Extracted data entries
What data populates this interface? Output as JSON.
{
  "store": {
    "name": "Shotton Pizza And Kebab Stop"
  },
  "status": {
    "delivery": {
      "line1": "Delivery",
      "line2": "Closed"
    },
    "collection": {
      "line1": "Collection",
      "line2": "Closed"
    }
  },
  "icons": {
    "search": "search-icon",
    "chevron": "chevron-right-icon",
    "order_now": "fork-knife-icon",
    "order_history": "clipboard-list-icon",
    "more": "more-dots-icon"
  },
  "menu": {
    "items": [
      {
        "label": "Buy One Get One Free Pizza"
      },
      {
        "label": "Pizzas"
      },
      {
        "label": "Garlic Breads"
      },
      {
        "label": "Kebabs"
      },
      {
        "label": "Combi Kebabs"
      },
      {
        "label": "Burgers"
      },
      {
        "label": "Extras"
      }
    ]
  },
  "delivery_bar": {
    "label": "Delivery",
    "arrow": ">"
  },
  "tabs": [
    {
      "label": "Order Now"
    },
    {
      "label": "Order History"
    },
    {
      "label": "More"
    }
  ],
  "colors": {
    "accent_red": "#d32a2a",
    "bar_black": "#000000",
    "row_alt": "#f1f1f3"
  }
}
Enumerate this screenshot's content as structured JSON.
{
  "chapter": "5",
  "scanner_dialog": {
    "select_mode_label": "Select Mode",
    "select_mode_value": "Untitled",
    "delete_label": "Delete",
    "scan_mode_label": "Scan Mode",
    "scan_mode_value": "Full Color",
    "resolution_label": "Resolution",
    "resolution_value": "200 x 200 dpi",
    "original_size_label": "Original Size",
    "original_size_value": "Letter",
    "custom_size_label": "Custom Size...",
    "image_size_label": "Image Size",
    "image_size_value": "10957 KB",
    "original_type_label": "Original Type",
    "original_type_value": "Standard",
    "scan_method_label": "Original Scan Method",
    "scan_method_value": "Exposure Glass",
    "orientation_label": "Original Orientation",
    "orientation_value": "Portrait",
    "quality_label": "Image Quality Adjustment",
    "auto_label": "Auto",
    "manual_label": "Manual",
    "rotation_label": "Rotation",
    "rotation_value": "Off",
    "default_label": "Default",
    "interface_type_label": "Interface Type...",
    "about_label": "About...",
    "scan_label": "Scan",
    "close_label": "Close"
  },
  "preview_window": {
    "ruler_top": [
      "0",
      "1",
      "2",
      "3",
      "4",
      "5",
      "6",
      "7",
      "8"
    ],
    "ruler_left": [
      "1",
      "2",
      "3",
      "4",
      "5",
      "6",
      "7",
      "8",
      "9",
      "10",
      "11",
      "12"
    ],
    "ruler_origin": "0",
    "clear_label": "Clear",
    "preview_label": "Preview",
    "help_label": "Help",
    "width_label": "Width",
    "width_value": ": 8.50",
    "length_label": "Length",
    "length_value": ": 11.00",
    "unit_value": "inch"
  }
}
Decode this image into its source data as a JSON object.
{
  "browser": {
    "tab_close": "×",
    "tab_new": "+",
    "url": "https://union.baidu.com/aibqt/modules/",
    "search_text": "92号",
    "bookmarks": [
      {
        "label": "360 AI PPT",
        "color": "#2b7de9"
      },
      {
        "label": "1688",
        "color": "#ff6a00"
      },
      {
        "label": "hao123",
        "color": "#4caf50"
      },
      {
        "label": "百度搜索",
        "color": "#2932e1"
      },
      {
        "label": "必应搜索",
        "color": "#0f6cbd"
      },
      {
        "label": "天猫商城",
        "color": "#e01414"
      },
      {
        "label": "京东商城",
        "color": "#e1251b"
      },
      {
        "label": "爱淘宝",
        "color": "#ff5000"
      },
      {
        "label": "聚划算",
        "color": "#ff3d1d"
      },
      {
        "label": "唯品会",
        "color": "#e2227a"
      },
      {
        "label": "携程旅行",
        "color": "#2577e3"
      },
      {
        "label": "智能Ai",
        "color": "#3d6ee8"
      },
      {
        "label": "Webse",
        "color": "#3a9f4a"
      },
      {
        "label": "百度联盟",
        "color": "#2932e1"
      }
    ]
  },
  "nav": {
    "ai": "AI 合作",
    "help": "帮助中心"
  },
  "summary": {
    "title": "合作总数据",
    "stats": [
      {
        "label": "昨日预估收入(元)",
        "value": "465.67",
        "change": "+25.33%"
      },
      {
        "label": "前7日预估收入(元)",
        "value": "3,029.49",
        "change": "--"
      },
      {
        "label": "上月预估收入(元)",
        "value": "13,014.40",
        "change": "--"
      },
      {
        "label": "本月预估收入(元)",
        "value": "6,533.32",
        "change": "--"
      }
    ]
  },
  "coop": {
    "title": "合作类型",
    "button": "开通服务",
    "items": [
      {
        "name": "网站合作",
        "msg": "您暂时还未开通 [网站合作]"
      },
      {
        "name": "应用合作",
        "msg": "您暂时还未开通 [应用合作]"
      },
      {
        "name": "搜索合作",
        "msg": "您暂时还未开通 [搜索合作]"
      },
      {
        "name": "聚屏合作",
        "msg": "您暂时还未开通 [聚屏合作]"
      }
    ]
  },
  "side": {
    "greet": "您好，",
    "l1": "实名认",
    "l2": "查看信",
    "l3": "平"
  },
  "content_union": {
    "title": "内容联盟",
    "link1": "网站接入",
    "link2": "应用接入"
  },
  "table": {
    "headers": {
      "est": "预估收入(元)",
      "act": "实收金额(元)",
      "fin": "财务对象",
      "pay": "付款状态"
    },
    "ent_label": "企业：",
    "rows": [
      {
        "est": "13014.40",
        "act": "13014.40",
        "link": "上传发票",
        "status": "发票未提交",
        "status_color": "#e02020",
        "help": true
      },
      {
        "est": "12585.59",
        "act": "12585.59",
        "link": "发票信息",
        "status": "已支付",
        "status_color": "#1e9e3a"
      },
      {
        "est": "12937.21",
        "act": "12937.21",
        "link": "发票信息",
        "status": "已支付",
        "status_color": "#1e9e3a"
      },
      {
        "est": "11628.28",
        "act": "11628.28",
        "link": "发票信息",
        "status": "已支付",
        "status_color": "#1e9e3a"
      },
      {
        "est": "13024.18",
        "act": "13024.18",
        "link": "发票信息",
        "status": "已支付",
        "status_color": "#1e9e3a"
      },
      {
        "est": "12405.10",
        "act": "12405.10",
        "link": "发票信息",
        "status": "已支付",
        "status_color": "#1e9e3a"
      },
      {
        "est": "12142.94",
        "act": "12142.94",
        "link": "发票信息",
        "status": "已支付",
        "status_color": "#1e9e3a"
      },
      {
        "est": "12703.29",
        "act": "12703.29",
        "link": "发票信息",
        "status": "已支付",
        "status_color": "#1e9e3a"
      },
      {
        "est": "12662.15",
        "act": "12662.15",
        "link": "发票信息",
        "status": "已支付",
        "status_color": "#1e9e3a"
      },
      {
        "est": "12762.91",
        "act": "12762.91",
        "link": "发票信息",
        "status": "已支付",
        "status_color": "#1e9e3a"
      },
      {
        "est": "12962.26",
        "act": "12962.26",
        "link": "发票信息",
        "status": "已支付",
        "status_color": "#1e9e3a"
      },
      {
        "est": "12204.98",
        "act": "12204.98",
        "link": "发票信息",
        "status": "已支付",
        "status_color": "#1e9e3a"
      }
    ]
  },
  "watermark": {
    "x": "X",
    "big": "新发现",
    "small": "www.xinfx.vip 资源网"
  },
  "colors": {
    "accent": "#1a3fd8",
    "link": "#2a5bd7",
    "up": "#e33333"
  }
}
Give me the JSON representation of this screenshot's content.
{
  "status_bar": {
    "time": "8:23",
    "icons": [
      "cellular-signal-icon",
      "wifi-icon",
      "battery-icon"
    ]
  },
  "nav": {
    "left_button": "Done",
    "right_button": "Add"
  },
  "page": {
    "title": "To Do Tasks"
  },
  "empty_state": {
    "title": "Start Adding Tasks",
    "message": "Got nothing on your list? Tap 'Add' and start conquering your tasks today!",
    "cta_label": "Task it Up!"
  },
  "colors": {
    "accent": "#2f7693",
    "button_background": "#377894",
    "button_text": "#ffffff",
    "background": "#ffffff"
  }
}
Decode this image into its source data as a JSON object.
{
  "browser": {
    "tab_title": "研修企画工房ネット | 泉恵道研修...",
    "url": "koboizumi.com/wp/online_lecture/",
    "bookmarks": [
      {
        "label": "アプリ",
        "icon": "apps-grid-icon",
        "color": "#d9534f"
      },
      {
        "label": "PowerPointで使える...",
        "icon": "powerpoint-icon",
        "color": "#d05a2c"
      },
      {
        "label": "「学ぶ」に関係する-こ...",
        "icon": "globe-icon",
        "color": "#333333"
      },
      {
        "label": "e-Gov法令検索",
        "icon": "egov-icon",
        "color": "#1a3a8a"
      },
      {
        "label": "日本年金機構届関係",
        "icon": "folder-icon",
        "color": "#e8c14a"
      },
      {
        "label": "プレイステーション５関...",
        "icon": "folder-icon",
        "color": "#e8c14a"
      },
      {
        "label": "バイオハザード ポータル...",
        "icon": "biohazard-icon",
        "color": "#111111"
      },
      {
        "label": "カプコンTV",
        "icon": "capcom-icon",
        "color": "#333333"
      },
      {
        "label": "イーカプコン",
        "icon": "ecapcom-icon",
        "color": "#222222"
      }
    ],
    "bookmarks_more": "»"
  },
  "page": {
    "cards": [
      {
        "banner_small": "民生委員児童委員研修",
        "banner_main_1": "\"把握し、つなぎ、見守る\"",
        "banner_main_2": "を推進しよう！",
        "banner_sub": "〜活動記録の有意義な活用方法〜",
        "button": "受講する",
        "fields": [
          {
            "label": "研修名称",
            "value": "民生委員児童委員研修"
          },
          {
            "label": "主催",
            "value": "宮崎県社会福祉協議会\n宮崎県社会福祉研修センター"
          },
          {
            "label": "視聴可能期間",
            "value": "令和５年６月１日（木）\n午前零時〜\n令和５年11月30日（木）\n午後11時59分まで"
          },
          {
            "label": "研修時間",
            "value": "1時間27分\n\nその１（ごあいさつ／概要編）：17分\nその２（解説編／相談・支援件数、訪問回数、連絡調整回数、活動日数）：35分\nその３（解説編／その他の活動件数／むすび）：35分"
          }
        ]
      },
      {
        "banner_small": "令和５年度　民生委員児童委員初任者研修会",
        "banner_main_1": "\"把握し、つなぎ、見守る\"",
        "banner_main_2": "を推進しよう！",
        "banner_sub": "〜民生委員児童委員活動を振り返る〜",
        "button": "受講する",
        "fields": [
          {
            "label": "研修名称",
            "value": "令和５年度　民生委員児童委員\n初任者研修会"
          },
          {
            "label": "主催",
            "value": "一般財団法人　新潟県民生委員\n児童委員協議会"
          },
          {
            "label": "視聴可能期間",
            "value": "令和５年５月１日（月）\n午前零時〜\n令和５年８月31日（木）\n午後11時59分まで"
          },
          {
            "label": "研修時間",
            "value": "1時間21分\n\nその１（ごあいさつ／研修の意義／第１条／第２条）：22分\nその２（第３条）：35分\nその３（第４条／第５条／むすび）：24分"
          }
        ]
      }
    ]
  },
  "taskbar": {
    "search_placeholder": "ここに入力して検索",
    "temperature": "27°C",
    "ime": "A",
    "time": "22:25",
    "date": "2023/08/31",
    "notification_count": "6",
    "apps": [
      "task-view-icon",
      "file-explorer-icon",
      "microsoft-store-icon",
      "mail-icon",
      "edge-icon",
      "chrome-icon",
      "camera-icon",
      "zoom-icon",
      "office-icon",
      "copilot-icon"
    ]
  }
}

- Problem description
Pick each line holding the word "this" out of the data and copy it.

- Result below
What data populates this interface? Output as JSON.
Enumerate this screenshot's content as structured JSON.
Decode this image into its source data as a JSON object.
Give me the JSON representation of this screenshot's content.
Decode this image into its source data as a JSON object.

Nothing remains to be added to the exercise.